OBJECTIVE | Will you transcribe all the entries word for word, skipping the pictures they hold?

------ INFORMATION PROVIDED

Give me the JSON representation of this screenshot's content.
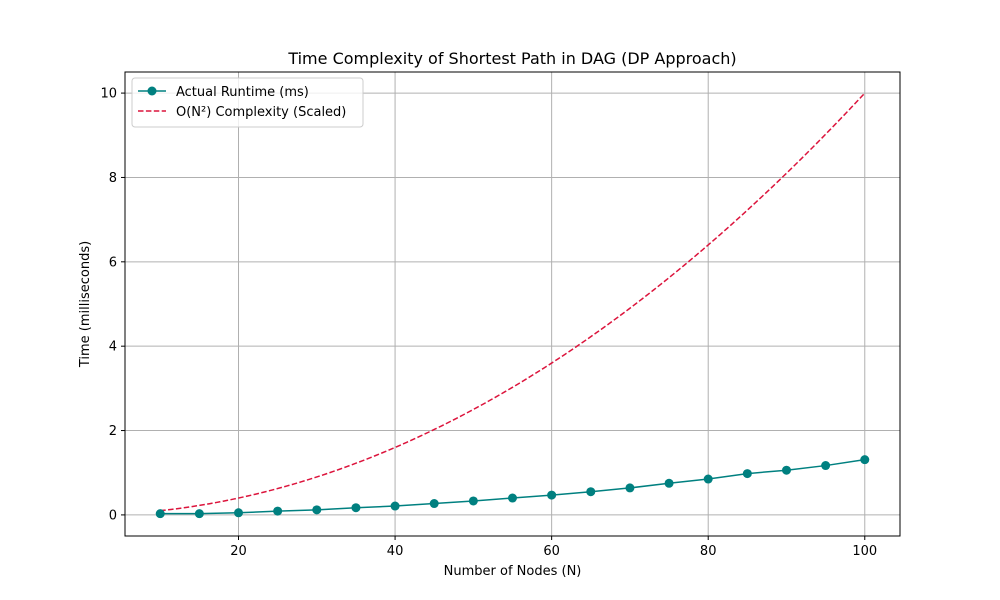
{
  "chart_data": {
    "type": "line",
    "title": "Time Complexity of Shortest Path in DAG (DP Approach)",
    "xlabel": "Number of Nodes (N)",
    "ylabel": "Time (milliseconds)",
    "xlim": [
      5.5,
      104.5
    ],
    "ylim": [
      -0.5,
      10.5
    ],
    "xticks": [
      20,
      40,
      60,
      80,
      100
    ],
    "yticks": [
      0,
      2,
      4,
      6,
      8,
      10
    ],
    "grid": true,
    "legend_position": "top-left",
    "x": [
      10,
      15,
      20,
      25,
      30,
      35,
      40,
      45,
      50,
      55,
      60,
      65,
      70,
      75,
      80,
      85,
      90,
      95,
      100
    ],
    "series": [
      {
        "name": "Actual Runtime (ms)",
        "color": "#008080",
        "style": "solid-marker",
        "values": [
          0.03,
          0.03,
          0.05,
          0.09,
          0.12,
          0.17,
          0.21,
          0.27,
          0.33,
          0.4,
          0.47,
          0.55,
          0.64,
          0.75,
          0.85,
          0.98,
          1.06,
          1.17,
          1.31
        ]
      },
      {
        "name": "O(N²) Complexity (Scaled)",
        "color": "#dc143c",
        "style": "dashed",
        "values": [
          0.1,
          0.225,
          0.4,
          0.625,
          0.9,
          1.225,
          1.6,
          2.025,
          2.5,
          3.025,
          3.6,
          4.225,
          4.9,
          5.625,
          6.4,
          7.225,
          8.1,
          9.025,
          10.0
        ]
      }
    ]
  }
}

------------

OUTPUT |
Give me the JSON representation of this screenshot's content.
{
  "chart_data": {
    "type": "line",
    "title": "Time Complexity of Shortest Path in DAG (DP Approach)",
    "xlabel": "Number of Nodes (N)",
    "ylabel": "Time (milliseconds)",
    "xlim": [
      5.5,
      104.5
    ],
    "ylim": [
      -0.5,
      10.5
    ],
    "xticks": [
      20,
      40,
      60,
      80,
      100
    ],
    "yticks": [
      0,
      2,
      4,
      6,
      8,
      10
    ],
    "grid": true,
    "legend_position": "top-left",
    "x": [
      10,
      15,
      20,
      25,
      30,
      35,
      40,
      45,
      50,
      55,
      60,
      65,
      70,
      75,
      80,
      85,
      90,
      95,
      100
    ],
    "series": [
      {
        "name": "Actual Runtime (ms)",
        "color": "#008080",
        "style": "solid-marker",
        "values": [
          0.03,
          0.03,
          0.05,
          0.09,
          0.12,
          0.17,
          0.21,
          0.27,
          0.33,
          0.4,
          0.47,
          0.55,
          0.64,
          0.75,
          0.85,
          0.98,
          1.06,
          1.17,
          1.31
        ]
      },
      {
        "name": "O(N²) Complexity (Scaled)",
        "color": "#dc143c",
        "style": "dashed",
        "values": [
          0.1,
          0.225,
          0.4,
          0.625,
          0.9,
          1.225,
          1.6,
          2.025,
          2.5,
          3.025,
          3.6,
          4.225,
          4.9,
          5.625,
          6.4,
          7.225,
          8.1,
          9.025,
          10.0
        ]
      }
    ]
  }
}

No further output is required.